■ **Listed records**
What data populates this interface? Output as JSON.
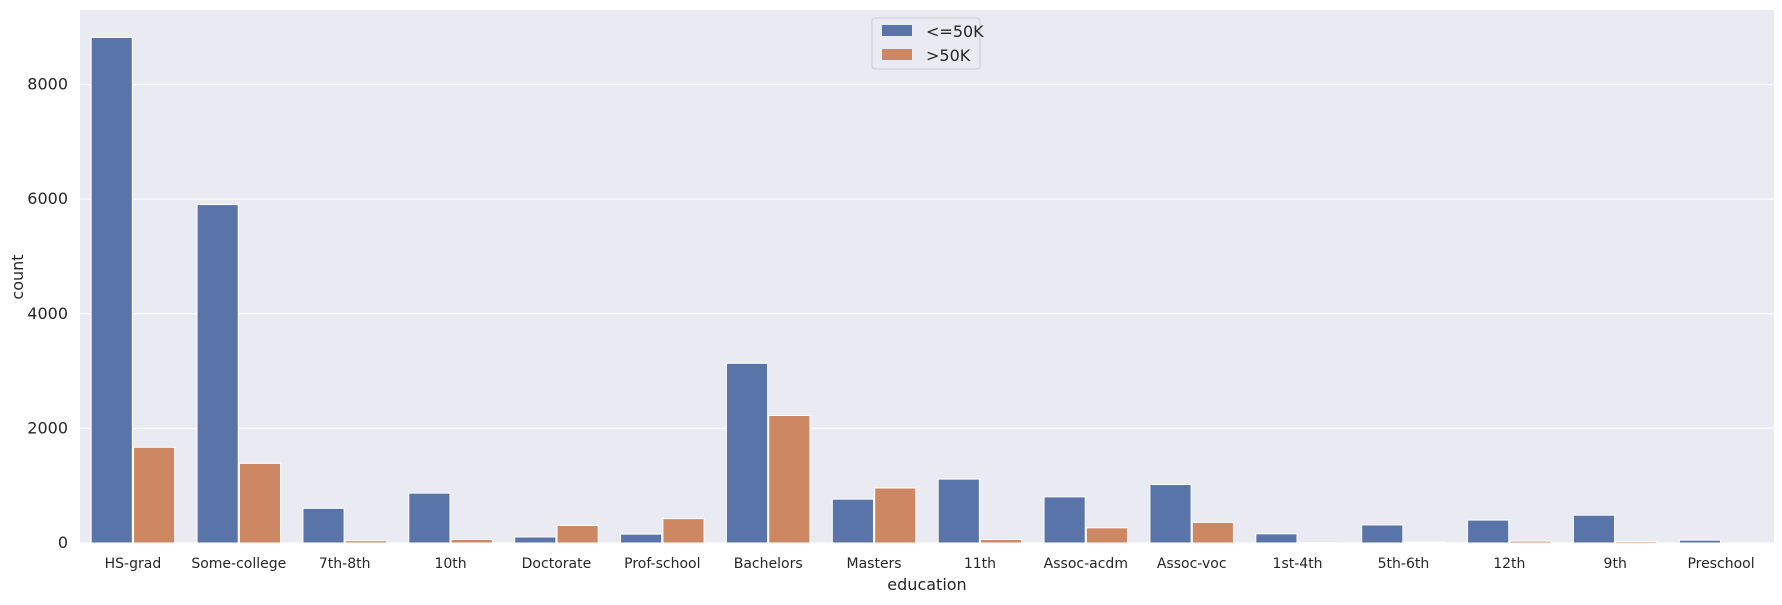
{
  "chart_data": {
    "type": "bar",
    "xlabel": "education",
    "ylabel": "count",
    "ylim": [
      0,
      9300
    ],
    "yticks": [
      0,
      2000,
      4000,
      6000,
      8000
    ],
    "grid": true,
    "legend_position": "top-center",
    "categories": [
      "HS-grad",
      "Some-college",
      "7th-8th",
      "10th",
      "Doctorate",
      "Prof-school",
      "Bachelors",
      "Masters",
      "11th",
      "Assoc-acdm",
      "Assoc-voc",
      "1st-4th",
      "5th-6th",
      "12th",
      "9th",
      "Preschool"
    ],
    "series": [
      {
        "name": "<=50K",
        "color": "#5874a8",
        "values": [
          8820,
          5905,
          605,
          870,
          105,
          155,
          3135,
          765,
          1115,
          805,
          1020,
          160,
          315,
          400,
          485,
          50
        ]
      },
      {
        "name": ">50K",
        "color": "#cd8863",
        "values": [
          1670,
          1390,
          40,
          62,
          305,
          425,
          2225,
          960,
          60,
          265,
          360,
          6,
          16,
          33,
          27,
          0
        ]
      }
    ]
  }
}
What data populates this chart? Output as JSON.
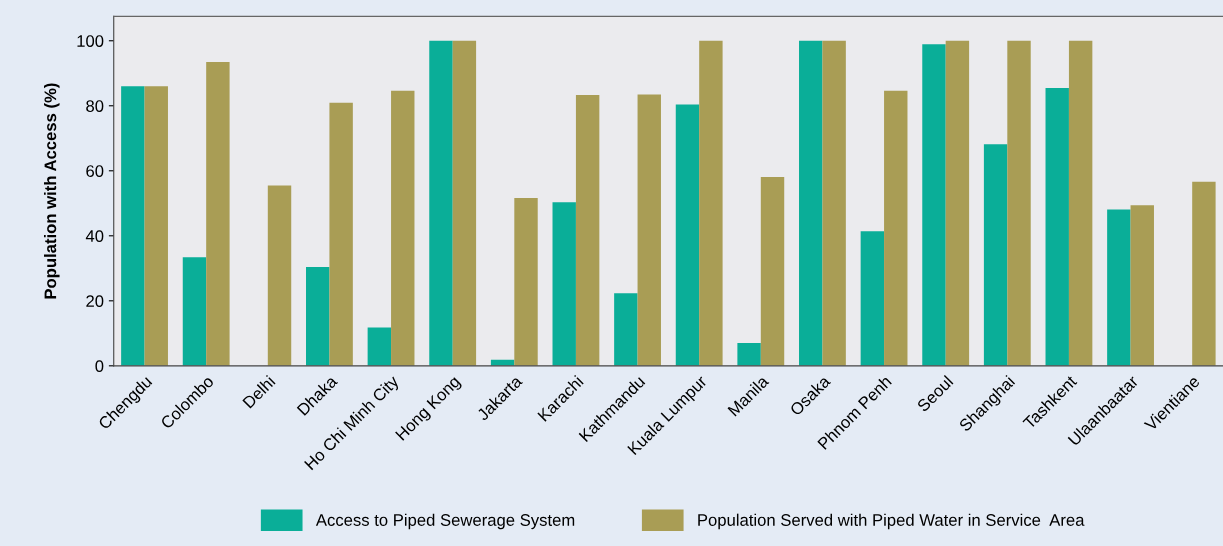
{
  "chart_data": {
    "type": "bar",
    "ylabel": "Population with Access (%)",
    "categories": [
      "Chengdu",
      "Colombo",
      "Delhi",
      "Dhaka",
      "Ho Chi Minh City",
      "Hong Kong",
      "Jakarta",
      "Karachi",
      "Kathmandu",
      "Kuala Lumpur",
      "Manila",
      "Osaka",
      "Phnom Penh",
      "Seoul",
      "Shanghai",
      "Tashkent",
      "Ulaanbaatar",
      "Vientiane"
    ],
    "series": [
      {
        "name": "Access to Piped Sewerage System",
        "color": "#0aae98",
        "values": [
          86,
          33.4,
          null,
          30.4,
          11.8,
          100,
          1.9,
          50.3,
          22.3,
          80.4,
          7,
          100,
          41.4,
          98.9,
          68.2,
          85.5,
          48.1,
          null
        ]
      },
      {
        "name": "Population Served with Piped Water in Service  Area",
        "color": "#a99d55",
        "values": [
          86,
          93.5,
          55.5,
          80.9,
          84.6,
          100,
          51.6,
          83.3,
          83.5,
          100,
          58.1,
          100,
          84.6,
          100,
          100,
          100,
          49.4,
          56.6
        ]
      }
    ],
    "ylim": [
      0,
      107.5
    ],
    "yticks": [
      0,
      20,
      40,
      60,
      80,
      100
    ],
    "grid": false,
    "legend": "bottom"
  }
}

■ **Stated problem**
Above are several records. Count the lines among them that contain "name" and give only the total.

■ **Reply**
4